Exercise requirements
Exclude images, then output the remaining data verbatim.

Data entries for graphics
++++++++

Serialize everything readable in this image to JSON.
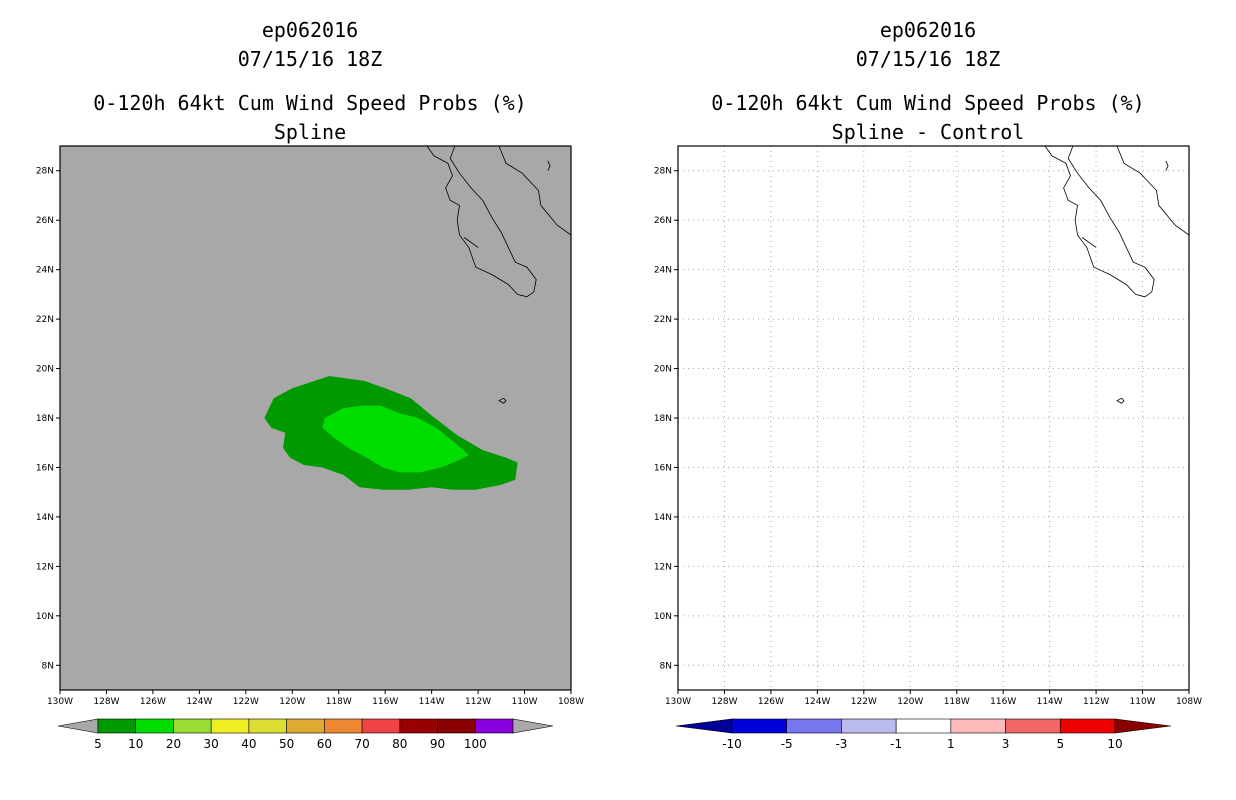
{
  "chart_data": [
    {
      "type": "contour-map",
      "title_lines": [
        "ep062016",
        "07/15/16 18Z",
        "0-120h 64kt Cum Wind Speed Probs (%)",
        "Spline"
      ],
      "background_color": "#a8a8a8",
      "grid": false,
      "xlim": [
        -130,
        -108
      ],
      "ylim": [
        7,
        29
      ],
      "x_ticks": [
        -130,
        -128,
        -126,
        -124,
        -122,
        -120,
        -118,
        -116,
        -114,
        -112,
        -110,
        -108
      ],
      "x_tick_labels": [
        "130W",
        "128W",
        "126W",
        "124W",
        "122W",
        "120W",
        "118W",
        "116W",
        "114W",
        "112W",
        "110W",
        "108W"
      ],
      "y_ticks": [
        8,
        10,
        12,
        14,
        16,
        18,
        20,
        22,
        24,
        26,
        28
      ],
      "y_tick_labels": [
        "8N",
        "10N",
        "12N",
        "14N",
        "16N",
        "18N",
        "20N",
        "22N",
        "24N",
        "26N",
        "28N"
      ],
      "contours": [
        {
          "level": "5-10",
          "color": "#009900",
          "polygon": [
            [
              -121.2,
              18.0
            ],
            [
              -120.8,
              18.8
            ],
            [
              -120.0,
              19.2
            ],
            [
              -118.4,
              19.7
            ],
            [
              -117.7,
              19.6
            ],
            [
              -116.9,
              19.5
            ],
            [
              -116.0,
              19.2
            ],
            [
              -114.9,
              18.8
            ],
            [
              -114.0,
              18.1
            ],
            [
              -112.9,
              17.3
            ],
            [
              -111.8,
              16.7
            ],
            [
              -110.8,
              16.4
            ],
            [
              -110.3,
              16.2
            ],
            [
              -110.4,
              15.5
            ],
            [
              -111.0,
              15.3
            ],
            [
              -112.1,
              15.1
            ],
            [
              -113.1,
              15.1
            ],
            [
              -114.0,
              15.2
            ],
            [
              -115.0,
              15.1
            ],
            [
              -116.1,
              15.1
            ],
            [
              -117.1,
              15.2
            ],
            [
              -117.8,
              15.7
            ],
            [
              -118.7,
              16.0
            ],
            [
              -119.5,
              16.1
            ],
            [
              -120.1,
              16.4
            ],
            [
              -120.4,
              16.8
            ],
            [
              -120.3,
              17.4
            ],
            [
              -120.9,
              17.6
            ],
            [
              -121.2,
              18.0
            ]
          ]
        },
        {
          "level": "10-20",
          "color": "#00dd00",
          "polygon": [
            [
              -118.6,
              18.0
            ],
            [
              -117.8,
              18.4
            ],
            [
              -117.0,
              18.5
            ],
            [
              -116.2,
              18.5
            ],
            [
              -115.4,
              18.2
            ],
            [
              -114.6,
              18.0
            ],
            [
              -113.8,
              17.6
            ],
            [
              -113.0,
              17.0
            ],
            [
              -112.4,
              16.5
            ],
            [
              -112.8,
              16.3
            ],
            [
              -113.6,
              16.0
            ],
            [
              -114.5,
              15.8
            ],
            [
              -115.4,
              15.8
            ],
            [
              -116.1,
              16.0
            ],
            [
              -116.8,
              16.4
            ],
            [
              -117.6,
              16.8
            ],
            [
              -118.2,
              17.2
            ],
            [
              -118.7,
              17.6
            ],
            [
              -118.6,
              18.0
            ]
          ]
        }
      ],
      "colorbar": {
        "values": [
          "5",
          "10",
          "20",
          "30",
          "40",
          "50",
          "60",
          "70",
          "80",
          "90",
          "100"
        ],
        "colors": [
          "#009900",
          "#00dd00",
          "#99dd33",
          "#eeee22",
          "#dddd33",
          "#ddaa33",
          "#ee8833",
          "#ee4444",
          "#990000",
          "#880000",
          "#8800dd"
        ],
        "below_color": "#a8a8a8",
        "above_color": "#a8a8a8"
      }
    },
    {
      "type": "contour-map",
      "title_lines": [
        "ep062016",
        "07/15/16 18Z",
        "0-120h 64kt Cum Wind Speed Probs (%)",
        "Spline - Control"
      ],
      "background_color": "#ffffff",
      "grid": true,
      "xlim": [
        -130,
        -108
      ],
      "ylim": [
        7,
        29
      ],
      "x_ticks": [
        -130,
        -128,
        -126,
        -124,
        -122,
        -120,
        -118,
        -116,
        -114,
        -112,
        -110,
        -108
      ],
      "x_tick_labels": [
        "130W",
        "128W",
        "126W",
        "124W",
        "122W",
        "120W",
        "118W",
        "116W",
        "114W",
        "112W",
        "110W",
        "108W"
      ],
      "y_ticks": [
        8,
        10,
        12,
        14,
        16,
        18,
        20,
        22,
        24,
        26,
        28
      ],
      "y_tick_labels": [
        "8N",
        "10N",
        "12N",
        "14N",
        "16N",
        "18N",
        "20N",
        "22N",
        "24N",
        "26N",
        "28N"
      ],
      "contours": [],
      "colorbar": {
        "values": [
          "-10",
          "-5",
          "-3",
          "-1",
          "1",
          "3",
          "5",
          "10"
        ],
        "colors": [
          "#0000dd",
          "#7777ee",
          "#bbbbee",
          "#ffffff",
          "#ffbbbb",
          "#ee6666",
          "#ee0000"
        ],
        "below_color": "#000099",
        "above_color": "#880000"
      }
    }
  ],
  "coastline": [
    [
      [
        -114.2,
        29.0
      ],
      [
        -113.9,
        28.6
      ],
      [
        -113.3,
        28.3
      ],
      [
        -113.1,
        27.8
      ],
      [
        -113.4,
        27.3
      ],
      [
        -113.2,
        26.8
      ],
      [
        -112.8,
        26.6
      ],
      [
        -112.9,
        26.0
      ],
      [
        -112.8,
        25.4
      ],
      [
        -112.4,
        24.9
      ],
      [
        -112.1,
        24.1
      ],
      [
        -111.4,
        23.8
      ],
      [
        -110.7,
        23.4
      ],
      [
        -110.3,
        23.0
      ],
      [
        -109.9,
        22.9
      ],
      [
        -109.6,
        23.1
      ],
      [
        -109.5,
        23.6
      ],
      [
        -109.9,
        24.1
      ],
      [
        -110.4,
        24.3
      ],
      [
        -110.7,
        24.9
      ],
      [
        -111.0,
        25.5
      ],
      [
        -111.4,
        26.1
      ],
      [
        -111.8,
        26.8
      ],
      [
        -112.3,
        27.3
      ],
      [
        -112.8,
        27.9
      ],
      [
        -113.2,
        28.5
      ],
      [
        -113.0,
        29.0
      ]
    ],
    [
      [
        -111.1,
        29.0
      ],
      [
        -110.8,
        28.3
      ],
      [
        -110.1,
        27.9
      ],
      [
        -109.4,
        27.2
      ],
      [
        -109.3,
        26.6
      ],
      [
        -108.6,
        25.8
      ],
      [
        -108.0,
        25.4
      ]
    ],
    [
      [
        -112.6,
        25.3
      ],
      [
        -112.0,
        24.9
      ]
    ],
    [
      [
        -110.9,
        18.8
      ],
      [
        -111.1,
        18.7
      ],
      [
        -110.9,
        18.6
      ],
      [
        -110.8,
        18.7
      ],
      [
        -110.9,
        18.8
      ]
    ],
    [
      [
        -109.0,
        28.4
      ],
      [
        -108.9,
        28.2
      ],
      [
        -109.0,
        28.0
      ]
    ]
  ]
}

++++++++

Solution for this exercise
Serialize everything readable in this image to JSON.
{
  "chart_data": [
    {
      "type": "contour-map",
      "title_lines": [
        "ep062016",
        "07/15/16 18Z",
        "0-120h 64kt Cum Wind Speed Probs (%)",
        "Spline"
      ],
      "background_color": "#a8a8a8",
      "grid": false,
      "xlim": [
        -130,
        -108
      ],
      "ylim": [
        7,
        29
      ],
      "x_ticks": [
        -130,
        -128,
        -126,
        -124,
        -122,
        -120,
        -118,
        -116,
        -114,
        -112,
        -110,
        -108
      ],
      "x_tick_labels": [
        "130W",
        "128W",
        "126W",
        "124W",
        "122W",
        "120W",
        "118W",
        "116W",
        "114W",
        "112W",
        "110W",
        "108W"
      ],
      "y_ticks": [
        8,
        10,
        12,
        14,
        16,
        18,
        20,
        22,
        24,
        26,
        28
      ],
      "y_tick_labels": [
        "8N",
        "10N",
        "12N",
        "14N",
        "16N",
        "18N",
        "20N",
        "22N",
        "24N",
        "26N",
        "28N"
      ],
      "contours": [
        {
          "level": "5-10",
          "color": "#009900",
          "polygon": [
            [
              -121.2,
              18.0
            ],
            [
              -120.8,
              18.8
            ],
            [
              -120.0,
              19.2
            ],
            [
              -118.4,
              19.7
            ],
            [
              -117.7,
              19.6
            ],
            [
              -116.9,
              19.5
            ],
            [
              -116.0,
              19.2
            ],
            [
              -114.9,
              18.8
            ],
            [
              -114.0,
              18.1
            ],
            [
              -112.9,
              17.3
            ],
            [
              -111.8,
              16.7
            ],
            [
              -110.8,
              16.4
            ],
            [
              -110.3,
              16.2
            ],
            [
              -110.4,
              15.5
            ],
            [
              -111.0,
              15.3
            ],
            [
              -112.1,
              15.1
            ],
            [
              -113.1,
              15.1
            ],
            [
              -114.0,
              15.2
            ],
            [
              -115.0,
              15.1
            ],
            [
              -116.1,
              15.1
            ],
            [
              -117.1,
              15.2
            ],
            [
              -117.8,
              15.7
            ],
            [
              -118.7,
              16.0
            ],
            [
              -119.5,
              16.1
            ],
            [
              -120.1,
              16.4
            ],
            [
              -120.4,
              16.8
            ],
            [
              -120.3,
              17.4
            ],
            [
              -120.9,
              17.6
            ],
            [
              -121.2,
              18.0
            ]
          ]
        },
        {
          "level": "10-20",
          "color": "#00dd00",
          "polygon": [
            [
              -118.6,
              18.0
            ],
            [
              -117.8,
              18.4
            ],
            [
              -117.0,
              18.5
            ],
            [
              -116.2,
              18.5
            ],
            [
              -115.4,
              18.2
            ],
            [
              -114.6,
              18.0
            ],
            [
              -113.8,
              17.6
            ],
            [
              -113.0,
              17.0
            ],
            [
              -112.4,
              16.5
            ],
            [
              -112.8,
              16.3
            ],
            [
              -113.6,
              16.0
            ],
            [
              -114.5,
              15.8
            ],
            [
              -115.4,
              15.8
            ],
            [
              -116.1,
              16.0
            ],
            [
              -116.8,
              16.4
            ],
            [
              -117.6,
              16.8
            ],
            [
              -118.2,
              17.2
            ],
            [
              -118.7,
              17.6
            ],
            [
              -118.6,
              18.0
            ]
          ]
        }
      ],
      "colorbar": {
        "values": [
          "5",
          "10",
          "20",
          "30",
          "40",
          "50",
          "60",
          "70",
          "80",
          "90",
          "100"
        ],
        "colors": [
          "#009900",
          "#00dd00",
          "#99dd33",
          "#eeee22",
          "#dddd33",
          "#ddaa33",
          "#ee8833",
          "#ee4444",
          "#990000",
          "#880000",
          "#8800dd"
        ],
        "below_color": "#a8a8a8",
        "above_color": "#a8a8a8"
      }
    },
    {
      "type": "contour-map",
      "title_lines": [
        "ep062016",
        "07/15/16 18Z",
        "0-120h 64kt Cum Wind Speed Probs (%)",
        "Spline - Control"
      ],
      "background_color": "#ffffff",
      "grid": true,
      "xlim": [
        -130,
        -108
      ],
      "ylim": [
        7,
        29
      ],
      "x_ticks": [
        -130,
        -128,
        -126,
        -124,
        -122,
        -120,
        -118,
        -116,
        -114,
        -112,
        -110,
        -108
      ],
      "x_tick_labels": [
        "130W",
        "128W",
        "126W",
        "124W",
        "122W",
        "120W",
        "118W",
        "116W",
        "114W",
        "112W",
        "110W",
        "108W"
      ],
      "y_ticks": [
        8,
        10,
        12,
        14,
        16,
        18,
        20,
        22,
        24,
        26,
        28
      ],
      "y_tick_labels": [
        "8N",
        "10N",
        "12N",
        "14N",
        "16N",
        "18N",
        "20N",
        "22N",
        "24N",
        "26N",
        "28N"
      ],
      "contours": [],
      "colorbar": {
        "values": [
          "-10",
          "-5",
          "-3",
          "-1",
          "1",
          "3",
          "5",
          "10"
        ],
        "colors": [
          "#0000dd",
          "#7777ee",
          "#bbbbee",
          "#ffffff",
          "#ffbbbb",
          "#ee6666",
          "#ee0000"
        ],
        "below_color": "#000099",
        "above_color": "#880000"
      }
    }
  ],
  "coastline": [
    [
      [
        -114.2,
        29.0
      ],
      [
        -113.9,
        28.6
      ],
      [
        -113.3,
        28.3
      ],
      [
        -113.1,
        27.8
      ],
      [
        -113.4,
        27.3
      ],
      [
        -113.2,
        26.8
      ],
      [
        -112.8,
        26.6
      ],
      [
        -112.9,
        26.0
      ],
      [
        -112.8,
        25.4
      ],
      [
        -112.4,
        24.9
      ],
      [
        -112.1,
        24.1
      ],
      [
        -111.4,
        23.8
      ],
      [
        -110.7,
        23.4
      ],
      [
        -110.3,
        23.0
      ],
      [
        -109.9,
        22.9
      ],
      [
        -109.6,
        23.1
      ],
      [
        -109.5,
        23.6
      ],
      [
        -109.9,
        24.1
      ],
      [
        -110.4,
        24.3
      ],
      [
        -110.7,
        24.9
      ],
      [
        -111.0,
        25.5
      ],
      [
        -111.4,
        26.1
      ],
      [
        -111.8,
        26.8
      ],
      [
        -112.3,
        27.3
      ],
      [
        -112.8,
        27.9
      ],
      [
        -113.2,
        28.5
      ],
      [
        -113.0,
        29.0
      ]
    ],
    [
      [
        -111.1,
        29.0
      ],
      [
        -110.8,
        28.3
      ],
      [
        -110.1,
        27.9
      ],
      [
        -109.4,
        27.2
      ],
      [
        -109.3,
        26.6
      ],
      [
        -108.6,
        25.8
      ],
      [
        -108.0,
        25.4
      ]
    ],
    [
      [
        -112.6,
        25.3
      ],
      [
        -112.0,
        24.9
      ]
    ],
    [
      [
        -110.9,
        18.8
      ],
      [
        -111.1,
        18.7
      ],
      [
        -110.9,
        18.6
      ],
      [
        -110.8,
        18.7
      ],
      [
        -110.9,
        18.8
      ]
    ],
    [
      [
        -109.0,
        28.4
      ],
      [
        -108.9,
        28.2
      ],
      [
        -109.0,
        28.0
      ]
    ]
  ]
}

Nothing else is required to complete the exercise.